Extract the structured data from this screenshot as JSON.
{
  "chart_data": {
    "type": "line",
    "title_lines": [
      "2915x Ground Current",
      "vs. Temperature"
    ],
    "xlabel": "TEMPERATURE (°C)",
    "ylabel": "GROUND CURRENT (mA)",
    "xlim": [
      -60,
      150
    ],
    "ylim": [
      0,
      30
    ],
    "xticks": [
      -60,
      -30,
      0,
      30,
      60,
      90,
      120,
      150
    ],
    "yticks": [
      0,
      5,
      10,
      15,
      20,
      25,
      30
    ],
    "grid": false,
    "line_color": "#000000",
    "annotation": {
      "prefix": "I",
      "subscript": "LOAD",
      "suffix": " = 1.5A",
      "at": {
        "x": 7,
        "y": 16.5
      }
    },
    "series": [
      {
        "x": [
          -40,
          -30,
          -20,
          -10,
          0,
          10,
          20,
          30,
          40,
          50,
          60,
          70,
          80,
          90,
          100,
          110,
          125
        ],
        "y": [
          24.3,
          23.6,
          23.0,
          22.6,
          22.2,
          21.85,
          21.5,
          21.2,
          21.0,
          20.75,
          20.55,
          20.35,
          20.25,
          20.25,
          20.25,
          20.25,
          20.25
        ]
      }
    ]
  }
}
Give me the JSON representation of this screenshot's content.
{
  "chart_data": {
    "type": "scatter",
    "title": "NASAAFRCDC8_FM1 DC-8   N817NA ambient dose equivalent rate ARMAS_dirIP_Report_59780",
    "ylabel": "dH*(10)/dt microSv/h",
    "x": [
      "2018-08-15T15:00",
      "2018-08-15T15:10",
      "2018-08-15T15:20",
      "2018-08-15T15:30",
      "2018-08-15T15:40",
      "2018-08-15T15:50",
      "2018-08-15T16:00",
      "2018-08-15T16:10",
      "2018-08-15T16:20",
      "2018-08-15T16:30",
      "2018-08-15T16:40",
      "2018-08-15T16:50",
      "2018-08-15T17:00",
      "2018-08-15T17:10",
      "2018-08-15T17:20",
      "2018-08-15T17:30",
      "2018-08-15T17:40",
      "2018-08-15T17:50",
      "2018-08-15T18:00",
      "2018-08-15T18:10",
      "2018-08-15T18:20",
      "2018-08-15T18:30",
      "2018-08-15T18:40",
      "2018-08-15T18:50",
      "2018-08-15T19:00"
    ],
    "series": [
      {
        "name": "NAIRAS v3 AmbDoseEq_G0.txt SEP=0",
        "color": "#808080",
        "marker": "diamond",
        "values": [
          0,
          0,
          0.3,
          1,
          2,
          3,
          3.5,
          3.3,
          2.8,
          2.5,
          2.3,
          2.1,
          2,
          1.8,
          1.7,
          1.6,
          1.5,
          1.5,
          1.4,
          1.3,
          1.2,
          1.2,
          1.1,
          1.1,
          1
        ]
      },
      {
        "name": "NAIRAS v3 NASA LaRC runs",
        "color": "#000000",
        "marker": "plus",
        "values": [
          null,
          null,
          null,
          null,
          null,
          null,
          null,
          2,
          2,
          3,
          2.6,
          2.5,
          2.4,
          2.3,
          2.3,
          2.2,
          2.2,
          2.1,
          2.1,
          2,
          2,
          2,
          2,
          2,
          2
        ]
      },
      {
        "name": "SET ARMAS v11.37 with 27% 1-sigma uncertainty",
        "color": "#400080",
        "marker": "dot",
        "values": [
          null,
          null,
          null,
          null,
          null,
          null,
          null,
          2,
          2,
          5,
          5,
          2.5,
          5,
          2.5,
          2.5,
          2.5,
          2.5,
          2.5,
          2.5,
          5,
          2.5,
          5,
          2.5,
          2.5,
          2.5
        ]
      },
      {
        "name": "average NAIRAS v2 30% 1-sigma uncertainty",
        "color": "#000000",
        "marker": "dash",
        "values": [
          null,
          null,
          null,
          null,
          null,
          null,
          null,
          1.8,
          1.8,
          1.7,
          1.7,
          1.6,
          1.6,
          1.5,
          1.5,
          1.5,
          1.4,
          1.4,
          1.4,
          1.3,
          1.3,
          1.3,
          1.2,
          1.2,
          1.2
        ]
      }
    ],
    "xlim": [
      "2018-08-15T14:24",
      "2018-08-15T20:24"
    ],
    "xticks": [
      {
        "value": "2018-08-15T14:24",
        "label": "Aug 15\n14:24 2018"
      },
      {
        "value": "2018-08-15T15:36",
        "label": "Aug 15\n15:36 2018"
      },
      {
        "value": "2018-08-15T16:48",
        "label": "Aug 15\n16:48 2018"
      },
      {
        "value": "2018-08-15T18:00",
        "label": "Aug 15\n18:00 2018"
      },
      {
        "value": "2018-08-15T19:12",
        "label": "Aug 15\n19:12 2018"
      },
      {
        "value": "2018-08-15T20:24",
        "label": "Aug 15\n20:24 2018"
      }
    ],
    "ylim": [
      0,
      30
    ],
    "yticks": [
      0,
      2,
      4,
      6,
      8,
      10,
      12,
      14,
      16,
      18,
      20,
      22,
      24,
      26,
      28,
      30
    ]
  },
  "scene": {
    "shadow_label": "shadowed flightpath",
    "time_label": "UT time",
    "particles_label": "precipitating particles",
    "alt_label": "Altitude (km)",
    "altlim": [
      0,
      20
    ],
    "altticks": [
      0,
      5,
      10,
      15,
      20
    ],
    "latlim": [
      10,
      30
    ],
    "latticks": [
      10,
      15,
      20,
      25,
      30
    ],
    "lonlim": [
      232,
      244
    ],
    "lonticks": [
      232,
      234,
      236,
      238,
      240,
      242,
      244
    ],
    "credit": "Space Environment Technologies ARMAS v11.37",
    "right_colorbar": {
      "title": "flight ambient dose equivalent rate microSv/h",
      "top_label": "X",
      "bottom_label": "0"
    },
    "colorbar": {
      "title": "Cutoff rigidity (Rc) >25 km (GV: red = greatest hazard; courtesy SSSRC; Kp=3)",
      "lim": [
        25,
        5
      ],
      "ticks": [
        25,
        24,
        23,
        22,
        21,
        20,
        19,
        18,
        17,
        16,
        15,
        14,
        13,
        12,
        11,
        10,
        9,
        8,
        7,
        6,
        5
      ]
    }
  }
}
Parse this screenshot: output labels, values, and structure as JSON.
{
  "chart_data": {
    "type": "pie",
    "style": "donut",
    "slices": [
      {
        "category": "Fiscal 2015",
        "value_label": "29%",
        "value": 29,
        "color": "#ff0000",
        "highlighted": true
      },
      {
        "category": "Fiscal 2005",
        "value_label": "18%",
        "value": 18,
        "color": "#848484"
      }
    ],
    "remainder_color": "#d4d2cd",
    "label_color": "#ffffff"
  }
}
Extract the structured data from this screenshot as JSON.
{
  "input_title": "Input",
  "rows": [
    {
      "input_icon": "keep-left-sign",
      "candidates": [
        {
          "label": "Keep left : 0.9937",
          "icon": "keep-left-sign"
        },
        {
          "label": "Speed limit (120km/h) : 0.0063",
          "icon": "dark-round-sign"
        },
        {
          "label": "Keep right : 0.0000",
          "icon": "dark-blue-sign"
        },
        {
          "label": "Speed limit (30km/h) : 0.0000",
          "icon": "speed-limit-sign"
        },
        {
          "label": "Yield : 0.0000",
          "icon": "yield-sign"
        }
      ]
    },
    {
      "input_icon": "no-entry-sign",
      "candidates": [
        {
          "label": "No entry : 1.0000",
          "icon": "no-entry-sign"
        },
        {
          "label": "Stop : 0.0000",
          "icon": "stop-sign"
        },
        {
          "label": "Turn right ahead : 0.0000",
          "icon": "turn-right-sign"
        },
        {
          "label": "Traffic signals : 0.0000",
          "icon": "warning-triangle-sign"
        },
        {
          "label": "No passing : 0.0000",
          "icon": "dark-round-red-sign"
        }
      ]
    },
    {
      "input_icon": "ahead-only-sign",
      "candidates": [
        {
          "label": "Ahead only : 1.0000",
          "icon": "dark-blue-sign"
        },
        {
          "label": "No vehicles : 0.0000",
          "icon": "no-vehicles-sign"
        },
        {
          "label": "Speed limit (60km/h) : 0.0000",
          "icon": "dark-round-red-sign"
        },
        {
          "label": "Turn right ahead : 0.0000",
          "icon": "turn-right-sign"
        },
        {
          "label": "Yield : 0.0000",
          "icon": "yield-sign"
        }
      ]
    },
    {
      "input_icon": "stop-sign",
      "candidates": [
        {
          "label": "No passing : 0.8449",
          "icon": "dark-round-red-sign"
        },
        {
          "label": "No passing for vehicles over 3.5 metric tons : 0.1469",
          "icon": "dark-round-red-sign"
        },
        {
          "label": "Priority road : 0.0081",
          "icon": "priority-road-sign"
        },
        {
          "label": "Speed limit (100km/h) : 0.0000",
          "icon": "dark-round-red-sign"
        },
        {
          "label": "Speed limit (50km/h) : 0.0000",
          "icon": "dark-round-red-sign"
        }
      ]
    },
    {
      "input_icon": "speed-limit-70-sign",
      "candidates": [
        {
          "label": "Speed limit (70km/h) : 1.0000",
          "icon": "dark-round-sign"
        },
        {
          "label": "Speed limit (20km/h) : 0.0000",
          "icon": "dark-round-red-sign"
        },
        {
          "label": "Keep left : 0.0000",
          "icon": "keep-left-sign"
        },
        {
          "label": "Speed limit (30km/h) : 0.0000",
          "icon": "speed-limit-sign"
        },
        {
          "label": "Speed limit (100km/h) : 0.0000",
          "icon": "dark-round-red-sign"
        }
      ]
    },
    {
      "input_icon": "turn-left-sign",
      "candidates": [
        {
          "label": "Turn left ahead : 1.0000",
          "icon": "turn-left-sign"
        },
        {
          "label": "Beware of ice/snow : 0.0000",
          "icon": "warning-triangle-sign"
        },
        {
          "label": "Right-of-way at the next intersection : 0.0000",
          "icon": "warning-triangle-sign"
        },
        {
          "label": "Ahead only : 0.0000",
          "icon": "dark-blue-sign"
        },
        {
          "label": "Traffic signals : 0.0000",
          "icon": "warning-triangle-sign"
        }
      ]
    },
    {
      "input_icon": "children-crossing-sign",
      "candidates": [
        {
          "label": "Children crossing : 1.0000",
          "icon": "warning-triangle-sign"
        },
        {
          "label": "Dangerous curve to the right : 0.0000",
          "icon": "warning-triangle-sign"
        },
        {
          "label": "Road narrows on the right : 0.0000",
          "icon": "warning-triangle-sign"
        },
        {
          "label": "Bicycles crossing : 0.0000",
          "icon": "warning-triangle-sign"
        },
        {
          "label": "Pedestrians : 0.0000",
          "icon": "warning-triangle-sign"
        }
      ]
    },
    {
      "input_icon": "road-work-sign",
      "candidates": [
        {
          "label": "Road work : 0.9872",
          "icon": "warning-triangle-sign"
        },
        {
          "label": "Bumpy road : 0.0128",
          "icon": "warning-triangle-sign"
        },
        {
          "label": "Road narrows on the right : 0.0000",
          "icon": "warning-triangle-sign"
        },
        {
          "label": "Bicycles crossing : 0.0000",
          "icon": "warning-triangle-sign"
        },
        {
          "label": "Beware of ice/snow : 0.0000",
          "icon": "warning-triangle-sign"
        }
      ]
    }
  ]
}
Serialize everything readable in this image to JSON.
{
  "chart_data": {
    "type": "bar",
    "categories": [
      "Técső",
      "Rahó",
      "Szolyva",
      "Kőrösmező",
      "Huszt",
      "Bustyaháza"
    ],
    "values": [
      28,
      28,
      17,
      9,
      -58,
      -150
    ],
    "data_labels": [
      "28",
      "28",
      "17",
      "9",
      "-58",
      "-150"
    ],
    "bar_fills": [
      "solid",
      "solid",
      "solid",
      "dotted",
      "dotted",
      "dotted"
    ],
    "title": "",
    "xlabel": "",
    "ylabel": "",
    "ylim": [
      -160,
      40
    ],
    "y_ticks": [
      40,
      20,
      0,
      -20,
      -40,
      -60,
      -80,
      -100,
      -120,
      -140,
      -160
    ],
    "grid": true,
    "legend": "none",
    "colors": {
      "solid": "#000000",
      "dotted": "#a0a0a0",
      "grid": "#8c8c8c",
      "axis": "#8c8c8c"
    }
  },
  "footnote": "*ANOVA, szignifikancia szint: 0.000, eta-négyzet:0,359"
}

**What the task asks**
Scan the data for the word "rate" and copy every line where it shows up.

**Worked solution**
    "title": "NASAAFRCDC8_FM1 DC-8   N817NA ambient dose equivalent rate ARMAS_dirIP_Report_59780",
      "title": "flight ambient dose equivalent rate microSv/h",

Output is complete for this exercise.